TO BE DONE:
Pull each line containing "Sources" out of the data and copy it.

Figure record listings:
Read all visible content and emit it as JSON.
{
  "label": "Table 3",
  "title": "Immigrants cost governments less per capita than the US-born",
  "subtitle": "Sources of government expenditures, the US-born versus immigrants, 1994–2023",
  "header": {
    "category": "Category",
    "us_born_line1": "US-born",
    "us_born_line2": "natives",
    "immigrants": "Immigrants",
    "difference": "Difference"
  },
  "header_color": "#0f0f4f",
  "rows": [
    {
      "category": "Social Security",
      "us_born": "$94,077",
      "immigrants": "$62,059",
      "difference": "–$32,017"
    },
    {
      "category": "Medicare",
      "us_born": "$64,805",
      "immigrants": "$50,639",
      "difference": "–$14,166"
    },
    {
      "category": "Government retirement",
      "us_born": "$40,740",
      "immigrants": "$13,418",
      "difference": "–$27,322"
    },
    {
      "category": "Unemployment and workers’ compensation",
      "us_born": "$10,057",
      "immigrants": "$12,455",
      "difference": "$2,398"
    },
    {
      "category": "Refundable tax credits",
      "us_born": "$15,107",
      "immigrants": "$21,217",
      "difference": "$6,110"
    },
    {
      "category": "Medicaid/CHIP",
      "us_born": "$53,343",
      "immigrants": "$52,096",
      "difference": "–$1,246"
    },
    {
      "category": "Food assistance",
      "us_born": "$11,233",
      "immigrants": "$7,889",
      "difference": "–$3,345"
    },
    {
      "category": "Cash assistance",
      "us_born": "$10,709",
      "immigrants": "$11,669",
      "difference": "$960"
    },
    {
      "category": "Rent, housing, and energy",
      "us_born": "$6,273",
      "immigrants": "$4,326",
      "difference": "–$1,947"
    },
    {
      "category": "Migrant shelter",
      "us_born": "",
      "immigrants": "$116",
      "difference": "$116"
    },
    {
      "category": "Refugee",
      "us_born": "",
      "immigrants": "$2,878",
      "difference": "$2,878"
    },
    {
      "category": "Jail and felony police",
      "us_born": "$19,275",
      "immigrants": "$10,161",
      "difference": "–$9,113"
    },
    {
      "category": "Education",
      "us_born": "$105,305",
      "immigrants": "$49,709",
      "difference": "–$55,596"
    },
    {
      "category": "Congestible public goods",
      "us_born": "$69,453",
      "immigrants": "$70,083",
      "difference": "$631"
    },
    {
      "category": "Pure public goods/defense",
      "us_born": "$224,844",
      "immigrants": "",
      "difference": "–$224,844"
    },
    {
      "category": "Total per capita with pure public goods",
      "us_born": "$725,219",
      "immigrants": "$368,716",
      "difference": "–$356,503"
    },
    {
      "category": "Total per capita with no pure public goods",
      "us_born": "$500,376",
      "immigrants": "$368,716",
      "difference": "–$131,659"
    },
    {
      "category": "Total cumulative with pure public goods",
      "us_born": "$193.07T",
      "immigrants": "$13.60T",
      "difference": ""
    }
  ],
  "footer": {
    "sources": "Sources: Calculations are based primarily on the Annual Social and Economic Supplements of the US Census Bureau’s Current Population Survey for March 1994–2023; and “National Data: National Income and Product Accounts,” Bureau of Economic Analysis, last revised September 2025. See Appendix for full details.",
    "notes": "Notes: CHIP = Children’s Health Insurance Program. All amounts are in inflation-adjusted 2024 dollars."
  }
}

RESPONSE TO THIS EXERCISE:
  "subtitle": "Sources of government expenditures, the US-born versus immigrants, 1994–2023",
    "sources": "Sources: Calculations are based primarily on the Annual Social and Economic Supplements of the US Census Bureau’s Current Population Survey for March 1994–2023; and “National Data: National Income and Product Accounts,” Bureau of Economic Analysis, last revised September 2025. See Appendix for full details.",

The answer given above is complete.